▶ **Dataset content**
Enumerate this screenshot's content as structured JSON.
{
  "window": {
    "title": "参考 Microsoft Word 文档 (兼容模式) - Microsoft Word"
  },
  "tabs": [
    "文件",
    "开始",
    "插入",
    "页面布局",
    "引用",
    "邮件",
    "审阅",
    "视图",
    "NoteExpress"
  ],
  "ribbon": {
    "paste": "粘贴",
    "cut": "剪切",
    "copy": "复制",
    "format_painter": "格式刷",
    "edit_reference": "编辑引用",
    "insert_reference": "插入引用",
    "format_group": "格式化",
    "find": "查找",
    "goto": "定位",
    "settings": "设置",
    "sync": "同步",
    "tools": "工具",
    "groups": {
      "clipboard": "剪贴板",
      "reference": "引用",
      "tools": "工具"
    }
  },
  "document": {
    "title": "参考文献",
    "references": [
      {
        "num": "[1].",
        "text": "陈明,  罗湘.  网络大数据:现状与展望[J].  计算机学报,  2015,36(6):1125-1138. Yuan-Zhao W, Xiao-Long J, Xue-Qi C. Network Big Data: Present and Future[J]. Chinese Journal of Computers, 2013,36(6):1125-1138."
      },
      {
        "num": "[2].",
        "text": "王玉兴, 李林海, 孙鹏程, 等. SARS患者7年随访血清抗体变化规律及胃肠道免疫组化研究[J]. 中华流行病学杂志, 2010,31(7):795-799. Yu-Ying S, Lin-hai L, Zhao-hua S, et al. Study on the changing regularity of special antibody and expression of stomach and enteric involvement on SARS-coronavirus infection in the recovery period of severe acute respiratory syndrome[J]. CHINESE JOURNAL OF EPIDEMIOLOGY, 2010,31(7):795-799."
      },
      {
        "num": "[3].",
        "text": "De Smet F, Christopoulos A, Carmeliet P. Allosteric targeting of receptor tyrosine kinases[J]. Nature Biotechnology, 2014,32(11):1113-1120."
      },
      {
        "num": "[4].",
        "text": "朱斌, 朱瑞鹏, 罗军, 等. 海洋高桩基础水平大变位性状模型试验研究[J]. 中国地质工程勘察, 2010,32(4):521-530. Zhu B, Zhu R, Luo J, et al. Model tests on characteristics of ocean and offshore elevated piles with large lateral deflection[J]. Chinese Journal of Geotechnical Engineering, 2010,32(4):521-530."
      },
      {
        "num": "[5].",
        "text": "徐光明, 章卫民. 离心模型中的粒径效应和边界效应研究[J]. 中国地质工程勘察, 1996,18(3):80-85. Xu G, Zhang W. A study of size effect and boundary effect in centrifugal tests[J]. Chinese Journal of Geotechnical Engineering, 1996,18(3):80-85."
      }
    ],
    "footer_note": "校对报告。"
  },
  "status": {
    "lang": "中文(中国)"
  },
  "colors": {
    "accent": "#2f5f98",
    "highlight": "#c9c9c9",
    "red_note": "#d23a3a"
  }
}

▶ **Task prompt**
Where a line above contains the string "Engineering", copy that line.

▶ **Written answer**
        "text": "朱斌, 朱瑞鹏, 罗军, 等. 海洋高桩基础水平大变位性状模型试验研究[J]. 中国地质工程勘察, 2010,32(4):521-530. Zhu B, Zhu R, Luo J, et al. Model tests on characteristics of ocean and offshore elevated piles with large lateral deflection[J]. Chinese Journal of Geotechnical Engineering, 2010,32(4):521-530."
        "text": "徐光明, 章卫民. 离心模型中的粒径效应和边界效应研究[J]. 中国地质工程勘察, 1996,18(3):80-85. Xu G, Zhang W. A study of size effect and boundary effect in centrifugal tests[J]. Chinese Journal of Geotechnical Engineering, 1996,18(3):80-85."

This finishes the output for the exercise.